══ Data for this exercise
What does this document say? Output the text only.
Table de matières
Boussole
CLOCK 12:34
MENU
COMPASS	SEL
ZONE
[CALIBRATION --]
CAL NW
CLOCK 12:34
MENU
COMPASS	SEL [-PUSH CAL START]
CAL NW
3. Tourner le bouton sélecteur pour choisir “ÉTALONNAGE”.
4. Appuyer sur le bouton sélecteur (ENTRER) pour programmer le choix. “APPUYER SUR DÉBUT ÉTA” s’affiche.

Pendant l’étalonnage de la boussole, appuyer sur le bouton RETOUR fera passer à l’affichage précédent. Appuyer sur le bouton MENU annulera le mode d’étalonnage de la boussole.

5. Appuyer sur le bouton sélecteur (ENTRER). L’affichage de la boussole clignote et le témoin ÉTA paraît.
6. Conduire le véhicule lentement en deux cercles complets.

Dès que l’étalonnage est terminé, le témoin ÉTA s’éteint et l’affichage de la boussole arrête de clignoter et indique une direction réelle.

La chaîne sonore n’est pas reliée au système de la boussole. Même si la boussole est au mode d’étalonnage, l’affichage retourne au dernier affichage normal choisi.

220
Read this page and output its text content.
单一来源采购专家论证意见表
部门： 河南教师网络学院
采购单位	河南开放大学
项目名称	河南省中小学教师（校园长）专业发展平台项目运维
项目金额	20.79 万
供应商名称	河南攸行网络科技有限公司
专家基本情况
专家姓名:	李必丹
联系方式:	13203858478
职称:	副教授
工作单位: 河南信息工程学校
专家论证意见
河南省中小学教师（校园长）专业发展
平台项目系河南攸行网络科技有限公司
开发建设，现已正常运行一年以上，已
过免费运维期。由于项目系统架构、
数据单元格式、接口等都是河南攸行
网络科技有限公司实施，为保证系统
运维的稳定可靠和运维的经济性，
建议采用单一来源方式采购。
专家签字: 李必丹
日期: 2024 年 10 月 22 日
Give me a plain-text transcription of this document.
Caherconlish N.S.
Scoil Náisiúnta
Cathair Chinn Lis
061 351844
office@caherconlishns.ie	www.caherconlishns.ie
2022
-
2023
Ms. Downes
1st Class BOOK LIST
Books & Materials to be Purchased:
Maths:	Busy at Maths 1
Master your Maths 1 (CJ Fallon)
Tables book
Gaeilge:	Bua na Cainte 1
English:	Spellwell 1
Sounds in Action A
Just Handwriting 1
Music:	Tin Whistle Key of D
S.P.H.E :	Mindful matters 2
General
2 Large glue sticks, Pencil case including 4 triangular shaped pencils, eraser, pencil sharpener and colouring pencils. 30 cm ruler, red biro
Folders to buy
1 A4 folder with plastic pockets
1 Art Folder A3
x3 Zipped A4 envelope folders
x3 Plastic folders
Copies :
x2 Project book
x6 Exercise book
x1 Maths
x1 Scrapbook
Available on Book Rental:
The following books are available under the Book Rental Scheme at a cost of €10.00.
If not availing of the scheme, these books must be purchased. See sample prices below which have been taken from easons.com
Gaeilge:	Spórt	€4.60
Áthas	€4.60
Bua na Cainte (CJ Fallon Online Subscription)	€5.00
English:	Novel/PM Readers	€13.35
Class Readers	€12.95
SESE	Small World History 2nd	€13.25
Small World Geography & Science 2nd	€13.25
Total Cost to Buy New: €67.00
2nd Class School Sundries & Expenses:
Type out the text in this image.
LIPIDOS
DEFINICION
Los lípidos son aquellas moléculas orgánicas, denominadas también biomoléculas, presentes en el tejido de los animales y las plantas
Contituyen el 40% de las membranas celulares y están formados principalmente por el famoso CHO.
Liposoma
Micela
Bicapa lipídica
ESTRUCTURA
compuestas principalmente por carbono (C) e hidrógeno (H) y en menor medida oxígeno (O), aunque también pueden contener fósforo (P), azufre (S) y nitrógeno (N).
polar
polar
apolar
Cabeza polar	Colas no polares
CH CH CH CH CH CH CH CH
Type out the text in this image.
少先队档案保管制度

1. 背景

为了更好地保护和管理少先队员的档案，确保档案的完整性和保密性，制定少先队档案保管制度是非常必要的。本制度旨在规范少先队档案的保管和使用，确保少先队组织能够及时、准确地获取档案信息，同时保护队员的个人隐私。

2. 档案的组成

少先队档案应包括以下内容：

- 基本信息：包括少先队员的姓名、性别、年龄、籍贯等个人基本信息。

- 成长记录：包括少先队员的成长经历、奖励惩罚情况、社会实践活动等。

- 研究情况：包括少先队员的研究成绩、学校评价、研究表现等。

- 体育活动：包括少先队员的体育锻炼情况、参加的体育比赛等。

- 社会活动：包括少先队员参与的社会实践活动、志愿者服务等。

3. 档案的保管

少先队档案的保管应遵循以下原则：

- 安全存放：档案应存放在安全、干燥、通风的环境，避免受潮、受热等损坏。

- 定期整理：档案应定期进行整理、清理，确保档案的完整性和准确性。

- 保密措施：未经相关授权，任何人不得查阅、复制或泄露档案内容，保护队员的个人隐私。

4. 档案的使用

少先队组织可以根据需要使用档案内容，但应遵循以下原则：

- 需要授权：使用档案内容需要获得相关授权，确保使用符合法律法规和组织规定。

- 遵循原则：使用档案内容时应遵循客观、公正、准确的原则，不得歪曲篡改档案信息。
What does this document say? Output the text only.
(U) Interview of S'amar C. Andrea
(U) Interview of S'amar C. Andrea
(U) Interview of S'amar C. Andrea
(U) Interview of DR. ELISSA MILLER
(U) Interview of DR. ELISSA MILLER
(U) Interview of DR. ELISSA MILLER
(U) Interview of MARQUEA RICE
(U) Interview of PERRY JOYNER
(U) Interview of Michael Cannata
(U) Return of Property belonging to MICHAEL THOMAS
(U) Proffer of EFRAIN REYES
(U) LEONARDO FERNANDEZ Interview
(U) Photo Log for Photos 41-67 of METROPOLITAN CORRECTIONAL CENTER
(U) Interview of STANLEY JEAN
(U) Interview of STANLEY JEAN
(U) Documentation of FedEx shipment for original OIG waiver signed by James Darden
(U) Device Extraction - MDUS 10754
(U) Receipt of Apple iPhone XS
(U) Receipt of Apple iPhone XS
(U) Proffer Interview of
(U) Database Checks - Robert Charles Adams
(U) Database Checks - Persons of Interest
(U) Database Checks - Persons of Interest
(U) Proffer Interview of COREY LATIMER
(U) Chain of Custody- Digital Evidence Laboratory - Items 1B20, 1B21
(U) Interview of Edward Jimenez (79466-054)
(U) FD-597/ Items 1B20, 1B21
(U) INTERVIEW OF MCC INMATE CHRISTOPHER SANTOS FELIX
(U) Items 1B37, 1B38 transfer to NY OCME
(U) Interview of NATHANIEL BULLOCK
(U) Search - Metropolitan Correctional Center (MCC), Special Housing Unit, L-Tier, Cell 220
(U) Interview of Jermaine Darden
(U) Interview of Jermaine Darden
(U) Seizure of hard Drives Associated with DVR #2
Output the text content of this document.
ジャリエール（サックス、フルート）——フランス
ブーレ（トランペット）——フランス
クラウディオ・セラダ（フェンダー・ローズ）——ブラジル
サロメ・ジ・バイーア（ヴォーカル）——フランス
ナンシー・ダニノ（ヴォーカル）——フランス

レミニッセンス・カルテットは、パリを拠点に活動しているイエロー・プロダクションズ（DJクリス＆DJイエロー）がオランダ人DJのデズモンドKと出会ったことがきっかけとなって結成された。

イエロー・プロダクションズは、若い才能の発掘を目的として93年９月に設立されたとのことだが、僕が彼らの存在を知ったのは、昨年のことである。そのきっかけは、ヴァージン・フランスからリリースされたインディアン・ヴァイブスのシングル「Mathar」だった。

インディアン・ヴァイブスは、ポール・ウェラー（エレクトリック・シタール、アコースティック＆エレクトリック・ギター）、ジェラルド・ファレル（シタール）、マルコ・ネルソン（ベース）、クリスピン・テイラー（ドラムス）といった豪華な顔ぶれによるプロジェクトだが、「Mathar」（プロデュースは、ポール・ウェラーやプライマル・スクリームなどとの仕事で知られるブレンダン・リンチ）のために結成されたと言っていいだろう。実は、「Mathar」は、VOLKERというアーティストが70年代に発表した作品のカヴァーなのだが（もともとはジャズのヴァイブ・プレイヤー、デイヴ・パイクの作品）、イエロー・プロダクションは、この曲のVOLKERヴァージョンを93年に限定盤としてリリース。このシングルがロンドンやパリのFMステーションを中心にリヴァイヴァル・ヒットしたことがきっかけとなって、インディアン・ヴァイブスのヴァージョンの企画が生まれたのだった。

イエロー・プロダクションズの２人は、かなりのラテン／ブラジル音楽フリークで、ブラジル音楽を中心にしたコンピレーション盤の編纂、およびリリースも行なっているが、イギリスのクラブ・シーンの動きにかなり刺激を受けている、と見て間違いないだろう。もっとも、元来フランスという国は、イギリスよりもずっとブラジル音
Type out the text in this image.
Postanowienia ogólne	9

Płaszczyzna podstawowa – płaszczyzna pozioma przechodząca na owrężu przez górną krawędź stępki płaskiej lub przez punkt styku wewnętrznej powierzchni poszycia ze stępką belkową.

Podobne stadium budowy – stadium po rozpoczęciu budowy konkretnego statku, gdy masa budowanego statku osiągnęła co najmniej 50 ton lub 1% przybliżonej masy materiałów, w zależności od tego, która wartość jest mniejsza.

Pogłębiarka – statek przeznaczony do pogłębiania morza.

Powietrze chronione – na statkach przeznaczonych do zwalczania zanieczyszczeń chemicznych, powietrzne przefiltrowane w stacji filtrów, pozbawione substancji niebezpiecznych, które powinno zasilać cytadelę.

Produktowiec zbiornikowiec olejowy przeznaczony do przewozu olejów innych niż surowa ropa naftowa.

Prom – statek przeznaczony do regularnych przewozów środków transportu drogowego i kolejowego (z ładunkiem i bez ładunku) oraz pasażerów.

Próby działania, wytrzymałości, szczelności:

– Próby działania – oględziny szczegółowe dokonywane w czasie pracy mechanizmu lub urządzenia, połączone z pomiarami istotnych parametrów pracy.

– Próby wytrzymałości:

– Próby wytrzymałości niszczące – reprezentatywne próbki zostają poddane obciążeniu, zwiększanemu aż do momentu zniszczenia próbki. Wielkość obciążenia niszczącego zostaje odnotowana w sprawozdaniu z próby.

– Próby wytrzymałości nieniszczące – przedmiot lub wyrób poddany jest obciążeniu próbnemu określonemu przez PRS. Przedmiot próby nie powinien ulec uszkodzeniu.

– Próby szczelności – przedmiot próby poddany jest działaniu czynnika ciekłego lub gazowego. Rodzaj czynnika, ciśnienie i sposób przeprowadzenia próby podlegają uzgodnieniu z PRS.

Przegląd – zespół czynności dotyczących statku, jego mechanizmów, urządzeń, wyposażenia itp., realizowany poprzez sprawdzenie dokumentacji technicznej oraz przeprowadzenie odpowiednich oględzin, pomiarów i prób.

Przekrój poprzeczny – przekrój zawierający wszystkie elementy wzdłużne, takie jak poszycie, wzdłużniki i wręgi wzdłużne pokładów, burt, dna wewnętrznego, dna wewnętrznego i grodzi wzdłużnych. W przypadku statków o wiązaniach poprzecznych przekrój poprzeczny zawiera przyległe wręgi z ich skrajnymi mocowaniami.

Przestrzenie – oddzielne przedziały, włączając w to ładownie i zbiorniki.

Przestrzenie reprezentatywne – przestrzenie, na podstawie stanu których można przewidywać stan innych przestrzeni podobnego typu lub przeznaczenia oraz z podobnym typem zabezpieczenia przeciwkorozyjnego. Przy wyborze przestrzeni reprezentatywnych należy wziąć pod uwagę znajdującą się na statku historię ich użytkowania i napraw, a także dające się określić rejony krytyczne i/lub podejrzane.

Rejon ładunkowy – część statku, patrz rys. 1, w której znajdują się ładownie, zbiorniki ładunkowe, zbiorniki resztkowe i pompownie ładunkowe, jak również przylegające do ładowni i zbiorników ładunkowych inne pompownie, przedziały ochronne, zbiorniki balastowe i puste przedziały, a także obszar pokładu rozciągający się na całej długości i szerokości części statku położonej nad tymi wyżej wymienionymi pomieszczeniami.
════
* _What is required_: Go through the listing above and locate each line that holds the word "Items". Copy those lines.

* _The result_:
(U) Chain of Custody- Digital Evidence Laboratory - Items 1B20, 1B21
(U) FD-597/ Items 1B20, 1B21
(U) Items 1B37, 1B38 transfer to NY OCME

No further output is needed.